(Records from a data source)
[Start]

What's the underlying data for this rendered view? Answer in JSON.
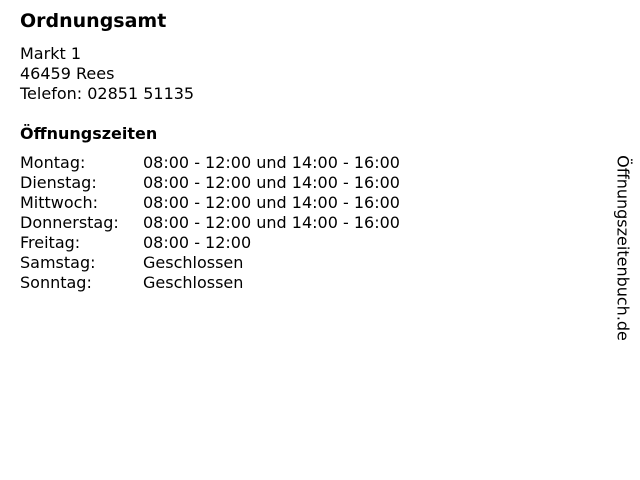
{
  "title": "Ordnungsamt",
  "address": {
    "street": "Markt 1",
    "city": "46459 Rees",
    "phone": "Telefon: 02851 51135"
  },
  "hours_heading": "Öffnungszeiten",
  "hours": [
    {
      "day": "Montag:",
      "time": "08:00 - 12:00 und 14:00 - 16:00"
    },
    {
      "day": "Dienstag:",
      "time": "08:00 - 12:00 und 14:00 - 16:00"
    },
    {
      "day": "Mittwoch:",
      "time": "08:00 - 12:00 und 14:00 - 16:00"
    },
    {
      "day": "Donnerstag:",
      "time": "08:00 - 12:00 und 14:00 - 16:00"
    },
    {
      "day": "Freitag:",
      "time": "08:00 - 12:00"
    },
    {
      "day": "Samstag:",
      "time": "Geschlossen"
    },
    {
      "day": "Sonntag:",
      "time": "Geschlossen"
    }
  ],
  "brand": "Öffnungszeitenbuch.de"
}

[End]

- [What needs to be done]: Pictures are excluded; copy every other part of the records exactly.

- [Solution to this problem]:
What's the underlying data for this rendered view? Answer in JSON.
{
  "title": "Ordnungsamt",
  "address": {
    "street": "Markt 1",
    "city": "46459 Rees",
    "phone": "Telefon: 02851 51135"
  },
  "hours_heading": "Öffnungszeiten",
  "hours": [
    {
      "day": "Montag:",
      "time": "08:00 - 12:00 und 14:00 - 16:00"
    },
    {
      "day": "Dienstag:",
      "time": "08:00 - 12:00 und 14:00 - 16:00"
    },
    {
      "day": "Mittwoch:",
      "time": "08:00 - 12:00 und 14:00 - 16:00"
    },
    {
      "day": "Donnerstag:",
      "time": "08:00 - 12:00 und 14:00 - 16:00"
    },
    {
      "day": "Freitag:",
      "time": "08:00 - 12:00"
    },
    {
      "day": "Samstag:",
      "time": "Geschlossen"
    },
    {
      "day": "Sonntag:",
      "time": "Geschlossen"
    }
  ],
  "brand": "Öffnungszeitenbuch.de"
}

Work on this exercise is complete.